(WRITTEN REQUEST)
Each line that follows should be printed again exactly as it stands.

(DATASET ENTRIES)

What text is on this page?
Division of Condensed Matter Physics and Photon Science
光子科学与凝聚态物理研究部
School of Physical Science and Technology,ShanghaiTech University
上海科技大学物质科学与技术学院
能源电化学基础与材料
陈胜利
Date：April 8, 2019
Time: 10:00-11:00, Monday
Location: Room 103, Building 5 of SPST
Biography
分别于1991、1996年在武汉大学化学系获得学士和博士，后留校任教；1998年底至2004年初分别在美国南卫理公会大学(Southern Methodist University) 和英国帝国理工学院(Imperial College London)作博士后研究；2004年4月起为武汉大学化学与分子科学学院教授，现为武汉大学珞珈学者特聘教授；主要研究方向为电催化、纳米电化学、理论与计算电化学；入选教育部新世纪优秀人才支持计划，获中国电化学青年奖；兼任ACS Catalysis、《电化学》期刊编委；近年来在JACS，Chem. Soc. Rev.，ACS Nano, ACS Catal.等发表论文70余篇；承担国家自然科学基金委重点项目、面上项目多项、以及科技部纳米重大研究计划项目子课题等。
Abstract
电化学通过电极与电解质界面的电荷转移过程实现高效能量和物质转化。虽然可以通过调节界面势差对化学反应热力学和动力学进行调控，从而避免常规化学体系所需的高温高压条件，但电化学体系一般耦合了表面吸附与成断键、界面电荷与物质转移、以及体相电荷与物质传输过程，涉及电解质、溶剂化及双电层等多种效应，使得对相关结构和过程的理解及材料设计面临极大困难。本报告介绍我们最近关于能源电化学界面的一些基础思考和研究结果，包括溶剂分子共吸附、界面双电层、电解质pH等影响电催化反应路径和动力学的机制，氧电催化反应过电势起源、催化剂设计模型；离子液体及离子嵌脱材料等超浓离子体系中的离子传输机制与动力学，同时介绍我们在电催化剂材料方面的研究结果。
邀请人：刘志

(FULL OUTPUT)
What text is on this page?
Division of Condensed Matter Physics and Photon Science
光子科学与凝聚态物理研究部
School of Physical Science and Technology,ShanghaiTech University
上海科技大学物质科学与技术学院
能源电化学基础与材料
陈胜利
Date：April 8, 2019
Time: 10:00-11:00, Monday
Location: Room 103, Building 5 of SPST
Biography
分别于1991、1996年在武汉大学化学系获得学士和博士，后留校任教；1998年底至2004年初分别在美国南卫理公会大学(Southern Methodist University) 和英国帝国理工学院(Imperial College London)作博士后研究；2004年4月起为武汉大学化学与分子科学学院教授，现为武汉大学珞珈学者特聘教授；主要研究方向为电催化、纳米电化学、理论与计算电化学；入选教育部新世纪优秀人才支持计划，获中国电化学青年奖；兼任ACS Catalysis、《电化学》期刊编委；近年来在JACS，Chem. Soc. Rev.，ACS Nano, ACS Catal.等发表论文70余篇；承担国家自然科学基金委重点项目、面上项目多项、以及科技部纳米重大研究计划项目子课题等。
Abstract
电化学通过电极与电解质界面的电荷转移过程实现高效能量和物质转化。虽然可以通过调节界面势差对化学反应热力学和动力学进行调控，从而避免常规化学体系所需的高温高压条件，但电化学体系一般耦合了表面吸附与成断键、界面电荷与物质转移、以及体相电荷与物质传输过程，涉及电解质、溶剂化及双电层等多种效应，使得对相关结构和过程的理解及材料设计面临极大困难。本报告介绍我们最近关于能源电化学界面的一些基础思考和研究结果，包括溶剂分子共吸附、界面双电层、电解质pH等影响电催化反应路径和动力学的机制，氧电催化反应过电势起源、催化剂设计模型；离子液体及离子嵌脱材料等超浓离子体系中的离子传输机制与动力学，同时介绍我们在电催化剂材料方面的研究结果。
邀请人：刘志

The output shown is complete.